- **TEKS YANG DIBERIKAN**
##########

Menteri Agama: UKT Tidak Boleh Memberatkan Mahasiswa

Jakarta, GPriority.co.id – Menteri Agama Yaqut Cholil Qoumas menegaskan bahwa Uang Kuliah Tunggal (UKT) tidak boleh memberatkan mahasiswa. Pernyataan ini disampaikan saat menghadiri penganugerahan Ikatan Alumni UIN (IKALUIN) Award 2024 dan penandatanganan prasasti peresmian Gedung Alumni Center UIN Syarif Hidayatullah Jakarta pada Minggu (26/5).

“Prinsipnya UKT itu tidak boleh memberatkan mahasiswa. Jadi nanti Pak Rektor akan terus berkoordinasi dengan kami terkait dengan UKT. Sekali lagi, prinsipnya UKT tidak boleh memberatkan mahasiswa,” ujar Menag dilansir dari laman Kemenag, Senin (27/5).

Lebih lanjut, Yaqut, yang akrab disapa Gus Men, menyampaikan bahwa Kementerian Agama menunda proses transformasi UIN Syarif Hidayatullah Jakarta menjadi Perguruan Tinggi Negeri Berbadan Hukum (PTN-BH) hingga seluruh instrumen pemenuhan kebutuhan PTN-BH disiapkan.

##########

- **CATATAN DATA**
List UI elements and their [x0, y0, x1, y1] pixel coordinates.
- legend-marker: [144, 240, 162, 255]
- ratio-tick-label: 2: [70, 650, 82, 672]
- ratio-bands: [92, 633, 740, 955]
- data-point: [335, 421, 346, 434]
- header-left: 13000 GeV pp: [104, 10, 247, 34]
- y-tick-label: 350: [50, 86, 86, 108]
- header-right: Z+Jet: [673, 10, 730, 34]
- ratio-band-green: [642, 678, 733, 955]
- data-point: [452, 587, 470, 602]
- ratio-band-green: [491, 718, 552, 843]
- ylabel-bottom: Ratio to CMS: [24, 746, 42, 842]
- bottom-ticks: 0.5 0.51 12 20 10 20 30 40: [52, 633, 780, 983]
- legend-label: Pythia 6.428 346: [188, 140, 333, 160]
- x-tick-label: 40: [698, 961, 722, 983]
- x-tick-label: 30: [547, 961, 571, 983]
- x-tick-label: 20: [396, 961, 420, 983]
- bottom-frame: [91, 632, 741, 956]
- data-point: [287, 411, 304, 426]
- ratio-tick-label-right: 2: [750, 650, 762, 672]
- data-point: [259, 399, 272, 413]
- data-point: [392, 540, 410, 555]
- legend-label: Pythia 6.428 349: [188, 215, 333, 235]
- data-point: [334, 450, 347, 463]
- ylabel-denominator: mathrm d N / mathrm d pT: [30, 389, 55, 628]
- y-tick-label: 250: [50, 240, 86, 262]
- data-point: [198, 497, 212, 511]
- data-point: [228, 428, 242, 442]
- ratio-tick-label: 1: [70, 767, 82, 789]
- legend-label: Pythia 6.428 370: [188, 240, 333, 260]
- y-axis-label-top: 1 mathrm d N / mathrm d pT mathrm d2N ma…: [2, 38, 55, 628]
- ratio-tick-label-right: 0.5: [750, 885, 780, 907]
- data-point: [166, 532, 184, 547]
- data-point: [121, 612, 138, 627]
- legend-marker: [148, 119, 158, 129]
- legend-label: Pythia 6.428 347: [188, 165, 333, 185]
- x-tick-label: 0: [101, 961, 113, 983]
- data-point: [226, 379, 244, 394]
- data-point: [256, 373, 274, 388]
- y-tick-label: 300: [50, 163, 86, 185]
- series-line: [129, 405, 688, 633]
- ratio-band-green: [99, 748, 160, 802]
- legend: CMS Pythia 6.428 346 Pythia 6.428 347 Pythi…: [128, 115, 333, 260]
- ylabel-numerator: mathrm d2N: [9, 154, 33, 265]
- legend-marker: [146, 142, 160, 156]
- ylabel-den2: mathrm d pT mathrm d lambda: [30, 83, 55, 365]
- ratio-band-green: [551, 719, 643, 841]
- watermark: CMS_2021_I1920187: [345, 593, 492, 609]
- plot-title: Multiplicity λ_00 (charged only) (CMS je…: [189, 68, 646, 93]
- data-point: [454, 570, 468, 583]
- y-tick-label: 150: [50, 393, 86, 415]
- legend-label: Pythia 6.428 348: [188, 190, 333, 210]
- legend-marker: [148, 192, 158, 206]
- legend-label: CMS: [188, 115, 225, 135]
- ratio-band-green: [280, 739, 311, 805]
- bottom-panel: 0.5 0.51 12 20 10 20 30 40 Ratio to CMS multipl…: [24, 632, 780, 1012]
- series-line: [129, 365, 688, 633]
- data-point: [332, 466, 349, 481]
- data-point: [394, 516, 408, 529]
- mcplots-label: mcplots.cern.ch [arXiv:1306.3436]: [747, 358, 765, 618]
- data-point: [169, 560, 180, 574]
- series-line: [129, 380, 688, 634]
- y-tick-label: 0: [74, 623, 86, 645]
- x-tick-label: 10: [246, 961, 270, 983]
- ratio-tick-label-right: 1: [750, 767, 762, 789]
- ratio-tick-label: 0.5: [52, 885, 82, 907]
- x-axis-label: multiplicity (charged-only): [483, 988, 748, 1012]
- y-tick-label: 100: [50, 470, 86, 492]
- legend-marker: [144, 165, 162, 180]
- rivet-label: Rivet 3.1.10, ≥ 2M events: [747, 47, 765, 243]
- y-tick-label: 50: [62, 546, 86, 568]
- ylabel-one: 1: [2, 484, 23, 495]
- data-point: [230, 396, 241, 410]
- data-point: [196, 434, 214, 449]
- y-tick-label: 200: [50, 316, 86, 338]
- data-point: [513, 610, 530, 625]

##########

- **PETUNJUK**
1. Jawab pertanyaan berikut berdasarkan artikel tentang UKT:
(a) Dalam acara apa Menteri Agama menyampaikan pernyataan soal UKT?
(b) Siapa yang akan terus berkoordinasi dengan Kementerian Agama terkait UKT?
(c) Dengan sapaan apa Yaqut akrab disapa?
2. Ulangi dengan tepat bagian artikel tentang UKT yang dimulai dari "Jakarta, GPriority.co.id –" dan diakhiri dengan "pada Minggu (26/5).".

- **DAFTAR JAWABAN**
1.
(a) Penganugerahan Ikatan Alumni UIN (IKALUIN) Award 2024 dan penandatanganan prasasti peresmian Gedung Alumni Center UIN Syarif Hidayatullah Jakarta
(b) Pak Rektor
(c) Gus Men

2.
Jakarta, GPriority.co.id – Menteri Agama Yaqut Cholil Qoumas menegaskan bahwa Uang Kuliah Tunggal (UKT) tidak boleh memberatkan mahasiswa. Pernyataan ini disampaikan saat menghadiri penganugerahan Ikatan Alumni UIN (IKALUIN) Award 2024 dan penandatanganan prasasti peresmian Gedung Alumni Center UIN Syarif Hidayatullah Jakarta pada Minggu (26/5).